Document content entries
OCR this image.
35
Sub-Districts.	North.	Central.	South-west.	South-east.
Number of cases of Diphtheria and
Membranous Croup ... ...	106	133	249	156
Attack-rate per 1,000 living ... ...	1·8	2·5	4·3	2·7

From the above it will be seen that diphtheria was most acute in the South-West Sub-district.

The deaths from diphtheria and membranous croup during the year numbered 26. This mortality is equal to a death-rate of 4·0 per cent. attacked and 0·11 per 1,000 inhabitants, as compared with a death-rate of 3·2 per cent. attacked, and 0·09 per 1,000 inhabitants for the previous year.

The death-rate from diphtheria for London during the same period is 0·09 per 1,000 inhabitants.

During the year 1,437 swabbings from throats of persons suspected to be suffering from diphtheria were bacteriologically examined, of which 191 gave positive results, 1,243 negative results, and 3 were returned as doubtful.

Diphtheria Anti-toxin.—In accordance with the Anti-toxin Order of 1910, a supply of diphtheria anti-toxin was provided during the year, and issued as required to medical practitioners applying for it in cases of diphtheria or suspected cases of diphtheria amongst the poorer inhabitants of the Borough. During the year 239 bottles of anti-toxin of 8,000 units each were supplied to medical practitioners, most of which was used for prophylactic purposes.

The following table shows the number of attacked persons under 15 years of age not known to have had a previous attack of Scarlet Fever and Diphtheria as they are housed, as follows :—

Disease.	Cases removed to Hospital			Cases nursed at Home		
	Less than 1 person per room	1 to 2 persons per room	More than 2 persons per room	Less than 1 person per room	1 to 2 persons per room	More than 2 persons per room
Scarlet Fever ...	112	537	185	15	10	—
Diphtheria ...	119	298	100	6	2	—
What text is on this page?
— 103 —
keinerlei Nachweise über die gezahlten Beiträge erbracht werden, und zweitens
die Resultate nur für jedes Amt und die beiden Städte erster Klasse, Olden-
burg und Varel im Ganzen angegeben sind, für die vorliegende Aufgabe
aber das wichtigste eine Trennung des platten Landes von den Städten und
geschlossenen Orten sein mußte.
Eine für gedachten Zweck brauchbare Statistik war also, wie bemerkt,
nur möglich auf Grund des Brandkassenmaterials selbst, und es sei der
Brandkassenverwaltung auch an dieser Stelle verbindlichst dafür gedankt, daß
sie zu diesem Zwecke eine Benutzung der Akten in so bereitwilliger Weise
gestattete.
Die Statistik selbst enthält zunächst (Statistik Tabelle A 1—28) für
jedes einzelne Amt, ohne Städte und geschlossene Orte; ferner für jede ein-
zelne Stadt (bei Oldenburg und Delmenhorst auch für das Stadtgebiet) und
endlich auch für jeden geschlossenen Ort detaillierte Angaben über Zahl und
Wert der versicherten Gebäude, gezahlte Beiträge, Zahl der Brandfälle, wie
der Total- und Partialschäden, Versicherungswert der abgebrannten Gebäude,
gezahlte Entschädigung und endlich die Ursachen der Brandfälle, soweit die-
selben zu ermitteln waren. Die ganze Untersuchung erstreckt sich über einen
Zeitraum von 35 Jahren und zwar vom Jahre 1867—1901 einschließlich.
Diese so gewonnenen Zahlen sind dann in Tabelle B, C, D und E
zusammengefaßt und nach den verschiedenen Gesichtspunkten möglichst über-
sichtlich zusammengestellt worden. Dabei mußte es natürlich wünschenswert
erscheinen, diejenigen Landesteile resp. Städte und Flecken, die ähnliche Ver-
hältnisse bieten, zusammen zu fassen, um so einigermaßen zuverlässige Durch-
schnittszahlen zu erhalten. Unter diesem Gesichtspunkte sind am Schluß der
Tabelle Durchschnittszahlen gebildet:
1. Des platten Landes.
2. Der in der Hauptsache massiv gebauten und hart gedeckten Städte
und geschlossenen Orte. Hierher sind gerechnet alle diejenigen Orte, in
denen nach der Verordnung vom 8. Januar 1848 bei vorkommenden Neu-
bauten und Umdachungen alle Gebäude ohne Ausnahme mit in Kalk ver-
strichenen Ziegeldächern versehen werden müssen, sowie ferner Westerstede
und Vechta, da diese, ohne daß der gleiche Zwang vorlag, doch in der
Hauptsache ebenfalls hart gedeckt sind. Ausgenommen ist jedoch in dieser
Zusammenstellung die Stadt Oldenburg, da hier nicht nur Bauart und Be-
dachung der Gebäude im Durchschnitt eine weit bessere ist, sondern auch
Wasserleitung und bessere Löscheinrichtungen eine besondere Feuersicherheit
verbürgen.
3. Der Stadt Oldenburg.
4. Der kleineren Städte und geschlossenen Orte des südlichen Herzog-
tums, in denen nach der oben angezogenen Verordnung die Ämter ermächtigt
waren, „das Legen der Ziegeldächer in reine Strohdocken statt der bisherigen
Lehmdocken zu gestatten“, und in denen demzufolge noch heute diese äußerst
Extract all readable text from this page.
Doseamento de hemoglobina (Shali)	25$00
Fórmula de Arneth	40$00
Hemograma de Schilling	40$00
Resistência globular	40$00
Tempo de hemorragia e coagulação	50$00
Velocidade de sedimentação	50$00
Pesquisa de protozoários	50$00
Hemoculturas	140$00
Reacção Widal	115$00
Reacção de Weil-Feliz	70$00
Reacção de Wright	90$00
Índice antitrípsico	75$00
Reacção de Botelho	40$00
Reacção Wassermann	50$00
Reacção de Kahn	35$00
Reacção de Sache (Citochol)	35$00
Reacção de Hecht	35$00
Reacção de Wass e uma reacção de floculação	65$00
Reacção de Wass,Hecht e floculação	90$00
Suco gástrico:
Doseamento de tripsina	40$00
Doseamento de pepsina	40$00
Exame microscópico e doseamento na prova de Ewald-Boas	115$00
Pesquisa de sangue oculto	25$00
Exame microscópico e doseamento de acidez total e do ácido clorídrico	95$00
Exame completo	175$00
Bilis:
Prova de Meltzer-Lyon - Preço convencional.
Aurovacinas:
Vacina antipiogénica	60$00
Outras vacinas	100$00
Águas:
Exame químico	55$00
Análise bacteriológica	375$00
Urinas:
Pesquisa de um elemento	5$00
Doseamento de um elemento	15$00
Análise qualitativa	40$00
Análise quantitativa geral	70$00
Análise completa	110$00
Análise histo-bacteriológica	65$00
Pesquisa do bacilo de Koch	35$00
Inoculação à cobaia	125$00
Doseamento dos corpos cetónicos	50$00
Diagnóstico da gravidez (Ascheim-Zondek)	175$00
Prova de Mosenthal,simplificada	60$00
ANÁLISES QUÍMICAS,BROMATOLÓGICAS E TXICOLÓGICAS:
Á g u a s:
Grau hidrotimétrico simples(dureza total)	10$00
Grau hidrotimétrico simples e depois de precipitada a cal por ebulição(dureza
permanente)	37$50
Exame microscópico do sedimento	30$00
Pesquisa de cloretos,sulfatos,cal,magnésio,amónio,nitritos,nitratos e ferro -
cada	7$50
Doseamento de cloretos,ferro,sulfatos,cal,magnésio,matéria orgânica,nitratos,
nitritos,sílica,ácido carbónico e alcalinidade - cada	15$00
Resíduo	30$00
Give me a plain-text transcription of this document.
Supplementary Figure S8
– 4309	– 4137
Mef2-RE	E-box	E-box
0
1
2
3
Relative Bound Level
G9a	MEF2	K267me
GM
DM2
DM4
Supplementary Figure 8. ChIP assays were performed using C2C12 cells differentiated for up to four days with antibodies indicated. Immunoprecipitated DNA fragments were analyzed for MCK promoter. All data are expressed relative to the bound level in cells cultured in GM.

* What the task requires *
Gather from the entries above all lines that include the string "hart".

* Written solution *
2. Der in der Hauptsache massiv gebauten und hart gedeckten Städte
Hauptsache ebenfalls hart gedeckt sind. Ausgenommen ist jedoch in dieser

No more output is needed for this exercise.